EXERCISE
Retype every line of the items below with no changes, leaving out the pictures.

(Rows from a dataset)
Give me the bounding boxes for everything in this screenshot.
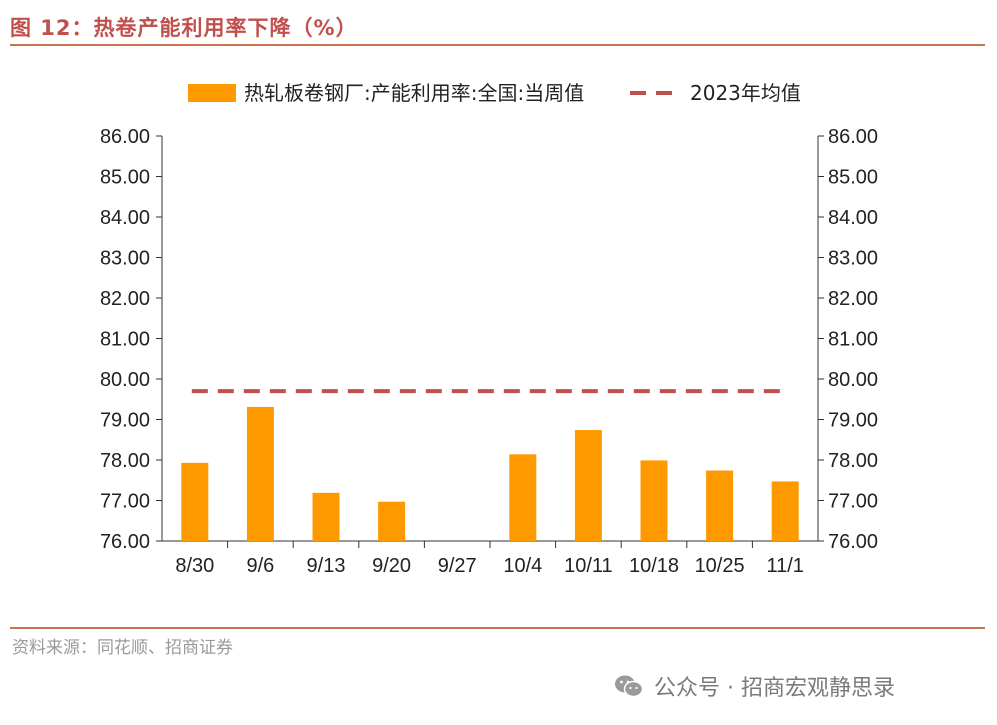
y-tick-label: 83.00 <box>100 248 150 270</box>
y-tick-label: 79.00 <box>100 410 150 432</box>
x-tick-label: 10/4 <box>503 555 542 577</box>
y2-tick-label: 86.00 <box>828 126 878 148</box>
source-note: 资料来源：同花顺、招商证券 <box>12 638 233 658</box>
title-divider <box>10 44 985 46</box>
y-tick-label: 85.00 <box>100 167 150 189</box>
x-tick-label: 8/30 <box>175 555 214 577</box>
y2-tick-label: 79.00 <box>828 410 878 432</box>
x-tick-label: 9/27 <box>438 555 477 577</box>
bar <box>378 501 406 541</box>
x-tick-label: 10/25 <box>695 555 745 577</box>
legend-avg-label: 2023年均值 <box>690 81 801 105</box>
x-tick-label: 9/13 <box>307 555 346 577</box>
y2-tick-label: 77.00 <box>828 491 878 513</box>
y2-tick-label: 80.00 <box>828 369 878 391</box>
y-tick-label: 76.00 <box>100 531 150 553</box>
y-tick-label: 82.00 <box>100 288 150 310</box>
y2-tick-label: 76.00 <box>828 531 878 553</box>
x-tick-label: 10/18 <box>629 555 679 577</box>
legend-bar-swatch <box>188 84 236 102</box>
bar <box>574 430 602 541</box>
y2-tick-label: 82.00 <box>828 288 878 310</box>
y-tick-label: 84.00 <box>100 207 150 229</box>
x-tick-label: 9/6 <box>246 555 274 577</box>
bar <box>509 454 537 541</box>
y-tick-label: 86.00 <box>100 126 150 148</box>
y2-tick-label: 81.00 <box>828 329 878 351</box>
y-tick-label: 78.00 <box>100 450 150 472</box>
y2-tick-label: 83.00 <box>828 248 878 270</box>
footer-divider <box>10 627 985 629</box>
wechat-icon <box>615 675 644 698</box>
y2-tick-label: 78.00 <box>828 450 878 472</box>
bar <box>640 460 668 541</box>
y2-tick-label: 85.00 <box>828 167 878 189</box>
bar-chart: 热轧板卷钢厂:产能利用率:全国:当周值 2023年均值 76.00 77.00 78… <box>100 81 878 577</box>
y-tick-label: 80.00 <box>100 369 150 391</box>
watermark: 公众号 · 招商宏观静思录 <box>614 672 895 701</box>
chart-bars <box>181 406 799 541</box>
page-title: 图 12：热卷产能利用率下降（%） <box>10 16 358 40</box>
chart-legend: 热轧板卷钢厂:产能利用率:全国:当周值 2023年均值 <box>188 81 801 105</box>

EXERCISE OUTPUT
Give me the bounding boxes for everything in this screenshot.
y-tick-label: 83.00 <box>100 248 150 270</box>
y-tick-label: 79.00 <box>100 410 150 432</box>
x-tick-label: 10/4 <box>503 555 542 577</box>
y2-tick-label: 86.00 <box>828 126 878 148</box>
source-note: 资料来源：同花顺、招商证券 <box>12 638 233 658</box>
title-divider <box>10 44 985 46</box>
y-tick-label: 85.00 <box>100 167 150 189</box>
x-tick-label: 8/30 <box>175 555 214 577</box>
y2-tick-label: 79.00 <box>828 410 878 432</box>
x-tick-label: 9/27 <box>438 555 477 577</box>
bar <box>378 501 406 541</box>
x-tick-label: 10/25 <box>695 555 745 577</box>
legend-avg-label: 2023年均值 <box>690 81 801 105</box>
x-tick-label: 9/13 <box>307 555 346 577</box>
y2-tick-label: 77.00 <box>828 491 878 513</box>
y2-tick-label: 80.00 <box>828 369 878 391</box>
y-tick-label: 76.00 <box>100 531 150 553</box>
y-tick-label: 82.00 <box>100 288 150 310</box>
y2-tick-label: 76.00 <box>828 531 878 553</box>
x-tick-label: 10/18 <box>629 555 679 577</box>
legend-bar-swatch <box>188 84 236 102</box>
bar <box>574 430 602 541</box>
y2-tick-label: 82.00 <box>828 288 878 310</box>
y-tick-label: 84.00 <box>100 207 150 229</box>
x-tick-label: 9/6 <box>246 555 274 577</box>
bar <box>509 454 537 541</box>
y-tick-label: 86.00 <box>100 126 150 148</box>
y2-tick-label: 81.00 <box>828 329 878 351</box>
y-tick-label: 78.00 <box>100 450 150 472</box>
y2-tick-label: 83.00 <box>828 248 878 270</box>
footer-divider <box>10 627 985 629</box>
wechat-icon <box>615 675 644 698</box>
y2-tick-label: 78.00 <box>828 450 878 472</box>
bar <box>640 460 668 541</box>
y2-tick-label: 85.00 <box>828 167 878 189</box>
bar-chart: 热轧板卷钢厂:产能利用率:全国:当周值 2023年均值 76.00 77.00 78… <box>100 81 878 577</box>
y-tick-label: 80.00 <box>100 369 150 391</box>
watermark: 公众号 · 招商宏观静思录 <box>614 672 895 701</box>
chart-bars <box>181 406 799 541</box>
page-title: 图 12：热卷产能利用率下降（%） <box>10 16 358 40</box>
chart-legend: 热轧板卷钢厂:产能利用率:全国:当周值 2023年均值 <box>188 81 801 105</box>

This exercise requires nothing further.